[Goal of the exercise]: Format the material as a Markdown table with the columns Row and Line, starting at the first line of the material and ending at the line that contains "- rank-points-value: 5686: [606, 361, 640, 378]", with both included. Give each line its row number and leave out any blank lines.

[Section of a data file]:
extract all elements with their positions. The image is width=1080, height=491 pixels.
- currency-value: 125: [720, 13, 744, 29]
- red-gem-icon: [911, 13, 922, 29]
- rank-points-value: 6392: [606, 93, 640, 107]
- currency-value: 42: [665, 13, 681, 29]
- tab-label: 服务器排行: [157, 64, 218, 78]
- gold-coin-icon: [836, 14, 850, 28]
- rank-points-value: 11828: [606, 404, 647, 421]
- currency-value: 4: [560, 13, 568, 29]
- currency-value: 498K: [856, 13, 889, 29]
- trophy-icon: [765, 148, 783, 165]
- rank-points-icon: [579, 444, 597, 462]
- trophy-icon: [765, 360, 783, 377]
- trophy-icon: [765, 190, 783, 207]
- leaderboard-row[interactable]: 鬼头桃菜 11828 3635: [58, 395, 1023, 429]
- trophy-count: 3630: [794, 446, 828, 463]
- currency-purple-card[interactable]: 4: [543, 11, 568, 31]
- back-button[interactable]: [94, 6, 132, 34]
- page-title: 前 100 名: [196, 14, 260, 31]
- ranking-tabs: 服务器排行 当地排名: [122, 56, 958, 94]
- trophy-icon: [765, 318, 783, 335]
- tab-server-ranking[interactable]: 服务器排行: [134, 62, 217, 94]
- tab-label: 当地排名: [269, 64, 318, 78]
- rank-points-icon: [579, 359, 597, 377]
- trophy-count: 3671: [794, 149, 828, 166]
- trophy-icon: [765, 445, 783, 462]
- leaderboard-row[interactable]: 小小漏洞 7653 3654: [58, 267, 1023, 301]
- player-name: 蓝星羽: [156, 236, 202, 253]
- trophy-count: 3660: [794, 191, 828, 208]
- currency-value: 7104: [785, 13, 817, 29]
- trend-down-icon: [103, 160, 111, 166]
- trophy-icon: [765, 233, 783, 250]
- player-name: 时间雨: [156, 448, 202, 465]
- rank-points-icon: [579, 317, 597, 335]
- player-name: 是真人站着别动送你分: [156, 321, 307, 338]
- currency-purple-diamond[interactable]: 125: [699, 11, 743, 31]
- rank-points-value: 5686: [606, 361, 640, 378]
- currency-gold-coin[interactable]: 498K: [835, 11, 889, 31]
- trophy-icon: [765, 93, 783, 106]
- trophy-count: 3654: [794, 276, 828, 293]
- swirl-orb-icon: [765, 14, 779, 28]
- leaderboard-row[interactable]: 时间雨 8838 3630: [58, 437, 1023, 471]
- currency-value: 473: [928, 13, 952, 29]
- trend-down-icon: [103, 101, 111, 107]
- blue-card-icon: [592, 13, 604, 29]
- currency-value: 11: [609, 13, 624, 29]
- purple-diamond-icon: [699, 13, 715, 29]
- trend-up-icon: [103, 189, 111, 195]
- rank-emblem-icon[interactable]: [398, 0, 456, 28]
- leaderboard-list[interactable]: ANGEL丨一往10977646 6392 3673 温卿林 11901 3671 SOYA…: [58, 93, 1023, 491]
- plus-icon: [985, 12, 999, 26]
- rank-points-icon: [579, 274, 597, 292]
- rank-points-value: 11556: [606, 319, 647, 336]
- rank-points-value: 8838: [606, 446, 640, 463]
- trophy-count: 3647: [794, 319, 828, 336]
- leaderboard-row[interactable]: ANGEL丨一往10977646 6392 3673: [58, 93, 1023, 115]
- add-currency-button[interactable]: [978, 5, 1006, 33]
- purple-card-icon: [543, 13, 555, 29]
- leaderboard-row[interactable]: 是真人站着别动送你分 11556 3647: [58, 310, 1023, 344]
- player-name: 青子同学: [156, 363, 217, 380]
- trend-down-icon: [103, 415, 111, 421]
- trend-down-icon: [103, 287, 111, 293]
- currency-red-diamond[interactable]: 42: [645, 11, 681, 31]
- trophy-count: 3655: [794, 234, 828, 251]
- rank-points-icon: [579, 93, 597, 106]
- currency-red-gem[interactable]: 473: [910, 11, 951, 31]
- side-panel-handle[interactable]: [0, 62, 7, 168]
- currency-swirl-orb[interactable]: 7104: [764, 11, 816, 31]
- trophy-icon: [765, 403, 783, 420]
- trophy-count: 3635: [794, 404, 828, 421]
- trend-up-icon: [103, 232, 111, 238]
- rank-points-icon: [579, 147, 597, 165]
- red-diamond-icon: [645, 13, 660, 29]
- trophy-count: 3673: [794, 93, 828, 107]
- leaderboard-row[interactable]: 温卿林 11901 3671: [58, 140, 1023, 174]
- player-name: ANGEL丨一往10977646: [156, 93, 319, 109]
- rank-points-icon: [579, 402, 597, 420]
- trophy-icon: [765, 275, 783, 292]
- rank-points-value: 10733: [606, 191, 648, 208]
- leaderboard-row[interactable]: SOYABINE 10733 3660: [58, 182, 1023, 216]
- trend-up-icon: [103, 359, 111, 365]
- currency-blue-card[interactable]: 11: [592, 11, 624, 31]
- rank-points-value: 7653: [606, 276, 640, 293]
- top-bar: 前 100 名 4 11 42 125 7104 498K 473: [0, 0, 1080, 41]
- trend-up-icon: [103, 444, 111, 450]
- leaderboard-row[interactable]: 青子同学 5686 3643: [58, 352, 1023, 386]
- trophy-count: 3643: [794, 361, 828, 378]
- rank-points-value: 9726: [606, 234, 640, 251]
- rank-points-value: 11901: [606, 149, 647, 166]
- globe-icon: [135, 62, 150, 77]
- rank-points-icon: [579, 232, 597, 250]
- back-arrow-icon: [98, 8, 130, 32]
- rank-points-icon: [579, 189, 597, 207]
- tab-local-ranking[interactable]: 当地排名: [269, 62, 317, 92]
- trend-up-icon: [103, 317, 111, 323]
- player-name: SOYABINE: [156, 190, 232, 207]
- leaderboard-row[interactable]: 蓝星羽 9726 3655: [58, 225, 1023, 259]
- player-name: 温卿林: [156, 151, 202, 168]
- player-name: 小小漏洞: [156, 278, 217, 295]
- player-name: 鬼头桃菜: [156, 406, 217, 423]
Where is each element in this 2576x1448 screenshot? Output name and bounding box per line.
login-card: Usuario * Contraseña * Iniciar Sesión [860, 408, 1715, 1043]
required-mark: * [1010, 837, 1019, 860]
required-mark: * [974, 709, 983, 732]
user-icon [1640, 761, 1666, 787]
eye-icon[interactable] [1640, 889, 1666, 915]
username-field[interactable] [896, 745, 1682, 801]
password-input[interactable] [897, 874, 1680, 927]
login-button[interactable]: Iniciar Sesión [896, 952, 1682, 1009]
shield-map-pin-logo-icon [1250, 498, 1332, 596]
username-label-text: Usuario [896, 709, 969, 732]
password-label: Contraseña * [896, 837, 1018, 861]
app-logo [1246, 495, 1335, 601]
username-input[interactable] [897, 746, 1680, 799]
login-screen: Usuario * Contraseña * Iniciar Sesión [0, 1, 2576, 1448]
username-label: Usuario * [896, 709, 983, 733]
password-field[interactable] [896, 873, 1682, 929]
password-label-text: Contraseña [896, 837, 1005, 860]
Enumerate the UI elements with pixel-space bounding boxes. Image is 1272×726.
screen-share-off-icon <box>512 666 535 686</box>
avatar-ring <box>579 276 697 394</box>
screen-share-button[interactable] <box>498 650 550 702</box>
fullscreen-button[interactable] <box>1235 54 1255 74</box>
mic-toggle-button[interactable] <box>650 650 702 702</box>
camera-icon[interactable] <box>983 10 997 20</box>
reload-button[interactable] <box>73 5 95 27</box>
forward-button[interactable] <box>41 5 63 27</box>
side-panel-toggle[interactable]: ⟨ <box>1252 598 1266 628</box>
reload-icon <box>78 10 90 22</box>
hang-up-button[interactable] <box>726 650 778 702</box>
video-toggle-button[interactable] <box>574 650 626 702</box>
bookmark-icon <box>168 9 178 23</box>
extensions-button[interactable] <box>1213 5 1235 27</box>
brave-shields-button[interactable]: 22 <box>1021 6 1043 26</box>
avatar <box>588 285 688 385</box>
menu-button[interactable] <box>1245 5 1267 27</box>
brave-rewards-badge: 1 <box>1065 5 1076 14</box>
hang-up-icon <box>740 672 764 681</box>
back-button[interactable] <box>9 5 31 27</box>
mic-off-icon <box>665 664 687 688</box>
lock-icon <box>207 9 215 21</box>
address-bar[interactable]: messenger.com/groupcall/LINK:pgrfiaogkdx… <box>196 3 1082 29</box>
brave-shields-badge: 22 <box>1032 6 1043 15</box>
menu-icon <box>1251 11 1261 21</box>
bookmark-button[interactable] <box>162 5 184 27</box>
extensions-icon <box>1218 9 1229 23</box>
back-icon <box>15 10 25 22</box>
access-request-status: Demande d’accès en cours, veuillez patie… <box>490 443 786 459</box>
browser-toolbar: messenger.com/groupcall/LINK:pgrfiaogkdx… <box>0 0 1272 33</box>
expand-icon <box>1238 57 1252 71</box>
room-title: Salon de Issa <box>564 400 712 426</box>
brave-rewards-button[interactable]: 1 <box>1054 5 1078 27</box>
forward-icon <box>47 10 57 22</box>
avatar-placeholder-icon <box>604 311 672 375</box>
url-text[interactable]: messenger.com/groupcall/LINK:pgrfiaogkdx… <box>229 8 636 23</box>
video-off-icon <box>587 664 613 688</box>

[Exercise response]:
| Row | Line |
|---|---|
| 1 | extract all elements with their positions. The image is width=1080, height=491 pixels. |
| 2 | - currency-value: 125: [720, 13, 744, 29] |
| 3 | - red-gem-icon: [911, 13, 922, 29] |
| 4 | - rank-points-value: 6392: [606, 93, 640, 107] |
| 5 | - currency-value: 42: [665, 13, 681, 29] |
| 6 | - tab-label: 服务器排行: [157, 64, 218, 78] |
| 7 | - gold-coin-icon: [836, 14, 850, 28] |
| 8 | - rank-points-value: 11828: [606, 404, 647, 421] |
| 9 | - currency-value: 4: [560, 13, 568, 29] |
| 10 | - currency-value: 498K: [856, 13, 889, 29] |
| 11 | - trophy-icon: [765, 148, 783, 165] |
| 12 | - rank-points-icon: [579, 444, 597, 462] |
| 13 | - trophy-icon: [765, 360, 783, 377] |
| 14 | - trophy-icon: [765, 190, 783, 207] |
| 15 | - leaderboard-row[interactable]: 鬼头桃菜 11828 3635: [58, 395, 1023, 429] |
| 16 | - trophy-count: 3630: [794, 446, 828, 463] |
| 17 | - currency-purple-card[interactable]: 4: [543, 11, 568, 31] |
| 18 | - back-button[interactable]: [94, 6, 132, 34] |
| 19 | - page-title: 前 100 名: [196, 14, 260, 31] |
| 20 | - ranking-tabs: 服务器排行 当地排名: [122, 56, 958, 94] |
| 21 | - trophy-icon: [765, 318, 783, 335] |
| 22 | - tab-server-ranking[interactable]: 服务器排行: [134, 62, 217, 94] |
| 23 | - tab-label: 当地排名: [269, 64, 318, 78] |
| 24 | - rank-points-icon: [579, 359, 597, 377] |
| 25 | - trophy-count: 3671: [794, 149, 828, 166] |
| 26 | - trophy-icon: [765, 445, 783, 462] |
| 27 | - leaderboard-row[interactable]: 小小漏洞 7653 3654: [58, 267, 1023, 301] |
| 28 | - player-name: 蓝星羽: [156, 236, 202, 253] |
| 29 | - trophy-count: 3660: [794, 191, 828, 208] |
| 30 | - currency-value: 7104: [785, 13, 817, 29] |
| 31 | - trend-down-icon: [103, 160, 111, 166] |
| 32 | - trophy-icon: [765, 233, 783, 250] |
| 33 | - player-name: 时间雨: [156, 448, 202, 465] |
| 34 | - rank-points-icon: [579, 317, 597, 335] |
| 35 | - player-name: 是真人站着别动送你分: [156, 321, 307, 338] |
| 36 | - currency-purple-diamond[interactable]: 125: [699, 11, 743, 31] |
| 37 | - rank-points-value: 5686: [606, 361, 640, 378] |